Start

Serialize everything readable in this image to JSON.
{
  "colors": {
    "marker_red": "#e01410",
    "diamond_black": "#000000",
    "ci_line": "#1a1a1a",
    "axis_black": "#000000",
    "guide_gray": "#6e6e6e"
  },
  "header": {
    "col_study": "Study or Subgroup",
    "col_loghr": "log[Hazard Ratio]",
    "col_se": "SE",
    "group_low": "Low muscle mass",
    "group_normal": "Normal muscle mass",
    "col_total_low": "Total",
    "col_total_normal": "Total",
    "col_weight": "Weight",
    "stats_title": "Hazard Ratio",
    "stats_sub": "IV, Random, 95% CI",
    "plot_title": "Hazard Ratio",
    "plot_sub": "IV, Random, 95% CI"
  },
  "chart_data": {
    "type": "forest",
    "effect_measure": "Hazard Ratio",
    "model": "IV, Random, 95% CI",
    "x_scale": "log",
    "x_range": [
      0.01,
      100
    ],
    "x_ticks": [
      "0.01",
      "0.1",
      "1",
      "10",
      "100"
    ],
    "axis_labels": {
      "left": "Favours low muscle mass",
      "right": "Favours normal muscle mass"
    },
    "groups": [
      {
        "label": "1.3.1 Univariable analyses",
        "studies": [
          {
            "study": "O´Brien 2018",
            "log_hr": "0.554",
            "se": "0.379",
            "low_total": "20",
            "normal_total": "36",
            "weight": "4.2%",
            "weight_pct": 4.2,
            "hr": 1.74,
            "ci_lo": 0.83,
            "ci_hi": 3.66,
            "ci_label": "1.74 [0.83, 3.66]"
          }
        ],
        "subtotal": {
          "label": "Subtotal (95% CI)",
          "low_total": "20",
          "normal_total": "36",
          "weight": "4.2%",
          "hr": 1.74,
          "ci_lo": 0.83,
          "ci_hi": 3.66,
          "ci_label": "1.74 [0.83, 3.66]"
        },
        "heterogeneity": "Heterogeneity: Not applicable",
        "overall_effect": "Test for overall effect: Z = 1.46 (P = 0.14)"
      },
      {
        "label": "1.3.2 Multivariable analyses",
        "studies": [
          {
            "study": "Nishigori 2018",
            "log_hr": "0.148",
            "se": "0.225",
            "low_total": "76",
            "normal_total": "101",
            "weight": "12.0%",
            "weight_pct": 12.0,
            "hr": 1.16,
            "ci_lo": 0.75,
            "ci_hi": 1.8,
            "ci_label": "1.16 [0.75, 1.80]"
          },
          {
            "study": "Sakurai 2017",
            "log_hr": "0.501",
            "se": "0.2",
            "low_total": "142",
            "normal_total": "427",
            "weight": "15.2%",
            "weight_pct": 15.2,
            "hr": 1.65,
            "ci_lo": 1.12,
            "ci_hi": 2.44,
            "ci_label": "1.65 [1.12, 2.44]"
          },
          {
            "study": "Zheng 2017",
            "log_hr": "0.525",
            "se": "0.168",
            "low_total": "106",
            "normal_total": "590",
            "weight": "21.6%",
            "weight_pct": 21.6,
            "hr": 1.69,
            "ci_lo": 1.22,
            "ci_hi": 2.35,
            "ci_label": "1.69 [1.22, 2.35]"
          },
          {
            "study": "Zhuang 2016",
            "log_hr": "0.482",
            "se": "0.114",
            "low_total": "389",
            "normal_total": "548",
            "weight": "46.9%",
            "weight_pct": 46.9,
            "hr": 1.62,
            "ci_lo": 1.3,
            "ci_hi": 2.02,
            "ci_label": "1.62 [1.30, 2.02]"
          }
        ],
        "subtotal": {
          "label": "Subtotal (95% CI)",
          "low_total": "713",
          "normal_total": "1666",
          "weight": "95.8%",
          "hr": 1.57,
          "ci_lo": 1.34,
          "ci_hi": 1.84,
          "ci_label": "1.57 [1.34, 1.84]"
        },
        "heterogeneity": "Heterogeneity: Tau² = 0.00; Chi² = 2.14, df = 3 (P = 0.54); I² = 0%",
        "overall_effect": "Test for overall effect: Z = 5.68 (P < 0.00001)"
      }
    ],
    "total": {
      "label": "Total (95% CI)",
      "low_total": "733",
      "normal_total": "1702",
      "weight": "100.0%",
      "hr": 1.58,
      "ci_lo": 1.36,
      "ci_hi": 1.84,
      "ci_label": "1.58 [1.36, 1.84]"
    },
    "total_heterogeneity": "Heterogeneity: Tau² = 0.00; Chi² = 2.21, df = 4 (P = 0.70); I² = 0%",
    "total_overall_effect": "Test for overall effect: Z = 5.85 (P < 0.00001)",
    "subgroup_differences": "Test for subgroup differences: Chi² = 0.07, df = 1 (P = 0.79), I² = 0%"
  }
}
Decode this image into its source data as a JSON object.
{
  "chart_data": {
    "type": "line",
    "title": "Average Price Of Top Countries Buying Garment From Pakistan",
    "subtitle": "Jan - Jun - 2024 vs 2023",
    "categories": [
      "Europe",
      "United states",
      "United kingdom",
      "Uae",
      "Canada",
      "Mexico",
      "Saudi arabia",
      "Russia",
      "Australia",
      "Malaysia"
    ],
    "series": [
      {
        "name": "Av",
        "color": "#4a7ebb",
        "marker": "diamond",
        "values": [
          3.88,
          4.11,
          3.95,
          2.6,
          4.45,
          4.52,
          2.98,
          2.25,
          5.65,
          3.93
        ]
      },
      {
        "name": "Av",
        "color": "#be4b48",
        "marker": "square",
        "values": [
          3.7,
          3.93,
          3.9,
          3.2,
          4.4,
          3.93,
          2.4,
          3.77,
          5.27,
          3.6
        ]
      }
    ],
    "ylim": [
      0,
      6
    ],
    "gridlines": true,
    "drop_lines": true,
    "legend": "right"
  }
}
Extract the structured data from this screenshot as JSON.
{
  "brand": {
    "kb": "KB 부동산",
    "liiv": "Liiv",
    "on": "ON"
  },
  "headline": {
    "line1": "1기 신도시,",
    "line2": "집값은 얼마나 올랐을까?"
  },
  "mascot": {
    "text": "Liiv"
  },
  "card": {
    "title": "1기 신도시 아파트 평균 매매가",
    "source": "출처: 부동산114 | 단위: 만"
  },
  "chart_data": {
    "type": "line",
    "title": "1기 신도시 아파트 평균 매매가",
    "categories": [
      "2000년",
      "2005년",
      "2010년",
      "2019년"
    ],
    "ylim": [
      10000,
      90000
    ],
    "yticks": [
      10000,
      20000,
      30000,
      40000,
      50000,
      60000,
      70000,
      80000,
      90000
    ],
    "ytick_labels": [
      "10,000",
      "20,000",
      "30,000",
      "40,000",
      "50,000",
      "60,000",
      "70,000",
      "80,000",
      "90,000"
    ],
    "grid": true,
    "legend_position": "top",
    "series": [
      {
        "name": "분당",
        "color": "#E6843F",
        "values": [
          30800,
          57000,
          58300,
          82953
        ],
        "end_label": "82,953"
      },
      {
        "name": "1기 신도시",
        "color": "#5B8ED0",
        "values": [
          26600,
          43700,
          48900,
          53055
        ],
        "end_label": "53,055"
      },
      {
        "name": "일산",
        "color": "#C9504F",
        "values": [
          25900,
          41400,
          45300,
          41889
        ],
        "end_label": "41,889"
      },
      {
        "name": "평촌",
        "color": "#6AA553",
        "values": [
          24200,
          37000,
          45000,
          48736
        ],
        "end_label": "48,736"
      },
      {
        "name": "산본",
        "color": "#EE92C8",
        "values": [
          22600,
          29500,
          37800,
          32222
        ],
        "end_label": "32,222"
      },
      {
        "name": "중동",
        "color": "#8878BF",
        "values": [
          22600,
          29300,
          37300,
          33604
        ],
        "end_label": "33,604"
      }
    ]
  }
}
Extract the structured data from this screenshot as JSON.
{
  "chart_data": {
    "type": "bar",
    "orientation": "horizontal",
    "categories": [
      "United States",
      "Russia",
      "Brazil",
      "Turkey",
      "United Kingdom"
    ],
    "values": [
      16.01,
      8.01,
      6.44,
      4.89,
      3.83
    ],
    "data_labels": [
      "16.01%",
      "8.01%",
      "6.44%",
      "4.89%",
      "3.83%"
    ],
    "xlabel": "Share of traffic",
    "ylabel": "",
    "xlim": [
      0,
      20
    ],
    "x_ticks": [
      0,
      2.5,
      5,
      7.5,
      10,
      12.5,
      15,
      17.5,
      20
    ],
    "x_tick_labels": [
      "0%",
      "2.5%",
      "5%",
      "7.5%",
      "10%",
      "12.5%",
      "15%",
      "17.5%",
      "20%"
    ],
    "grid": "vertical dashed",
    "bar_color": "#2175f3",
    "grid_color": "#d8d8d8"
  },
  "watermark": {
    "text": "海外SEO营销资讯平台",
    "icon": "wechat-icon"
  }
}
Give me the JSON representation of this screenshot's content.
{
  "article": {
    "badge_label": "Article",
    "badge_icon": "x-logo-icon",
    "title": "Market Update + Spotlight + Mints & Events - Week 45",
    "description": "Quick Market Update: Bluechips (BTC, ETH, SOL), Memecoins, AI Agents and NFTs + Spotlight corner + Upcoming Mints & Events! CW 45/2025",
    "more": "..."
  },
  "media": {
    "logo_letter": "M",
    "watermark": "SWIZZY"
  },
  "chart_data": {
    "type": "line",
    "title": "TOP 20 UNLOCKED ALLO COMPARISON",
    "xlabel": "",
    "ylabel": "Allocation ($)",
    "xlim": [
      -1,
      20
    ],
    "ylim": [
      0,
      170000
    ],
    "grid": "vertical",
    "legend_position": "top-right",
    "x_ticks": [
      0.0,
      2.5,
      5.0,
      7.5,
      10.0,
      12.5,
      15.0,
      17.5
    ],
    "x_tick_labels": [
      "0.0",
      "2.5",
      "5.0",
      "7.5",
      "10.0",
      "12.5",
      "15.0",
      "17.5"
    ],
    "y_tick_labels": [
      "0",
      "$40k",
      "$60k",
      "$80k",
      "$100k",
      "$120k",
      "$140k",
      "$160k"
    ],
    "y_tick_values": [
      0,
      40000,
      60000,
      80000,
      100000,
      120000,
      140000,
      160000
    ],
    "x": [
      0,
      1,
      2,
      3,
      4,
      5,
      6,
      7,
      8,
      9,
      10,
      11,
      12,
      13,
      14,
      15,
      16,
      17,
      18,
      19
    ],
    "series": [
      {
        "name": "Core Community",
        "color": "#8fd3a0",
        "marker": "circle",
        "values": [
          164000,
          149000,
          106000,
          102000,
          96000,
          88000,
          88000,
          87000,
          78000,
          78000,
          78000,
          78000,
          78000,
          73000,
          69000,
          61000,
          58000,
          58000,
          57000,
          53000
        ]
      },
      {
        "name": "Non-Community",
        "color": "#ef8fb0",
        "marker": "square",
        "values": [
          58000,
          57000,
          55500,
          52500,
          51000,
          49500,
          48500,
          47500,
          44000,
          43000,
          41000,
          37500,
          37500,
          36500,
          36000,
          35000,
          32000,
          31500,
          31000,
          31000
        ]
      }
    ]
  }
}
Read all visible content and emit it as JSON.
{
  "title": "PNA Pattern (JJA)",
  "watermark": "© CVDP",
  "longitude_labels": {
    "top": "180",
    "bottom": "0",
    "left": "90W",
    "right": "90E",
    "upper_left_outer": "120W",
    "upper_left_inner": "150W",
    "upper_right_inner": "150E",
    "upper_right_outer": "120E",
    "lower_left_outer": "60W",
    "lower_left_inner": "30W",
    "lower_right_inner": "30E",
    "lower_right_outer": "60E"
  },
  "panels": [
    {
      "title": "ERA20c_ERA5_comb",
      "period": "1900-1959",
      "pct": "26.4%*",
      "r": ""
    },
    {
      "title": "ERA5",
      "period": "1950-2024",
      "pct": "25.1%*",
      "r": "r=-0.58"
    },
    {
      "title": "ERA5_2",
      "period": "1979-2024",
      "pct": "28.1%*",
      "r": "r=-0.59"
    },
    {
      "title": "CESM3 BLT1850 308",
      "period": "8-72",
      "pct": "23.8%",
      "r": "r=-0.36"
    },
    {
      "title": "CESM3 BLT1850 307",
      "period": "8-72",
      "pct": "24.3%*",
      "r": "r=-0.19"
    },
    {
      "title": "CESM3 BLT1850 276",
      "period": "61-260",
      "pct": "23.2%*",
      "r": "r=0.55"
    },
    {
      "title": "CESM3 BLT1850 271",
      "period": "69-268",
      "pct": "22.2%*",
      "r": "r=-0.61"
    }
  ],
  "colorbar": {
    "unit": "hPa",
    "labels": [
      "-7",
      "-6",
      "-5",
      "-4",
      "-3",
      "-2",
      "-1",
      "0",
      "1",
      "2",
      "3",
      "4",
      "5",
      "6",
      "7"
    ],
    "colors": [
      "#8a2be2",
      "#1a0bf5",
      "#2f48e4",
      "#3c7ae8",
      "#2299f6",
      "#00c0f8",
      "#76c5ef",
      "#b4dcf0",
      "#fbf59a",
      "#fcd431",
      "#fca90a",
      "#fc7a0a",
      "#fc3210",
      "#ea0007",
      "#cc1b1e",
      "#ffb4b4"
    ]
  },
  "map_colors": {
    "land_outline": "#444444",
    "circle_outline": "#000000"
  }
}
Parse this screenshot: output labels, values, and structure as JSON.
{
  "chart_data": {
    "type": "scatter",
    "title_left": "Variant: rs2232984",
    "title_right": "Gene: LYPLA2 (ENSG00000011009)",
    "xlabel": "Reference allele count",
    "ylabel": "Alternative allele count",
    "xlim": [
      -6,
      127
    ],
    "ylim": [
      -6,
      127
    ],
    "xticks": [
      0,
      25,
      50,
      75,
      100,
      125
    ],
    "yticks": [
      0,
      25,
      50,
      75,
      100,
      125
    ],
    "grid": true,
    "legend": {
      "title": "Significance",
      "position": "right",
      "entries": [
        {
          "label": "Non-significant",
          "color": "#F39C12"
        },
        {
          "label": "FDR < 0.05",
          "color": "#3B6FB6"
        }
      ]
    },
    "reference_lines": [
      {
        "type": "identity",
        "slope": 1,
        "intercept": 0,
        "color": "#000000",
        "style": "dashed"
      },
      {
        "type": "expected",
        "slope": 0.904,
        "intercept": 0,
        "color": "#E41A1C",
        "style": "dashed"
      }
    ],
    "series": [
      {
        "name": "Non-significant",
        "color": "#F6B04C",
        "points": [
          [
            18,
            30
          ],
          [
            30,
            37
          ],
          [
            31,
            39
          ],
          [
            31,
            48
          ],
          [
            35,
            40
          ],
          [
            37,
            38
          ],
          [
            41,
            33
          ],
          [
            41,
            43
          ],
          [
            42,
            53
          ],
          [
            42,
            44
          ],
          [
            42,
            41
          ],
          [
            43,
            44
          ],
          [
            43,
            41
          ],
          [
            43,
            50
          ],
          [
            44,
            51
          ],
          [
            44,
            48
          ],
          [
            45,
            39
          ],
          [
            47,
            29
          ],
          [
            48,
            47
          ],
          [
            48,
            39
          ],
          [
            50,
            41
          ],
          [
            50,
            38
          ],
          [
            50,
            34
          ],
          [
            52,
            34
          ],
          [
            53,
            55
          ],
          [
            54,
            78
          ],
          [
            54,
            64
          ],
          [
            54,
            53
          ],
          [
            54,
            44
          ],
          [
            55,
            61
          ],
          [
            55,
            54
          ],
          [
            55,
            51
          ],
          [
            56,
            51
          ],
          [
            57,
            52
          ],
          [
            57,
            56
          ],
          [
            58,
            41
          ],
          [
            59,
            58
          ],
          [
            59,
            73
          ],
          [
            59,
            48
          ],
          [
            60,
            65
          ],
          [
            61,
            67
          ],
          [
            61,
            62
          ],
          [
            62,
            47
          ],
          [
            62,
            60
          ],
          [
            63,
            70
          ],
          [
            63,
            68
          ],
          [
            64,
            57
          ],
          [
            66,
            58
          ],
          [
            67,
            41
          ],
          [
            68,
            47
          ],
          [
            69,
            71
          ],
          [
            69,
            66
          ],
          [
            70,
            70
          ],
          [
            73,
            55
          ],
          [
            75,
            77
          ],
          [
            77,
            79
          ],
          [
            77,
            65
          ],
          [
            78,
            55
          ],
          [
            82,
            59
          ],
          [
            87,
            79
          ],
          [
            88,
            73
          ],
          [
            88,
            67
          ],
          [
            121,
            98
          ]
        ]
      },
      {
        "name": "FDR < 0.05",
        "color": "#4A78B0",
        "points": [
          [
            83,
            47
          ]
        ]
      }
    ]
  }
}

End

> Given request:
Extract from the material all lines containing the string "JSON".

> Response to this exercise:
Serialize everything readable in this image to JSON.
Decode this image into its source data as a JSON object.
Extract the structured data from this screenshot as JSON.
Extract the structured data from this screenshot as JSON.
Give me the JSON representation of this screenshot's content.
Read all visible content and emit it as JSON.
Parse this screenshot: output labels, values, and structure as JSON.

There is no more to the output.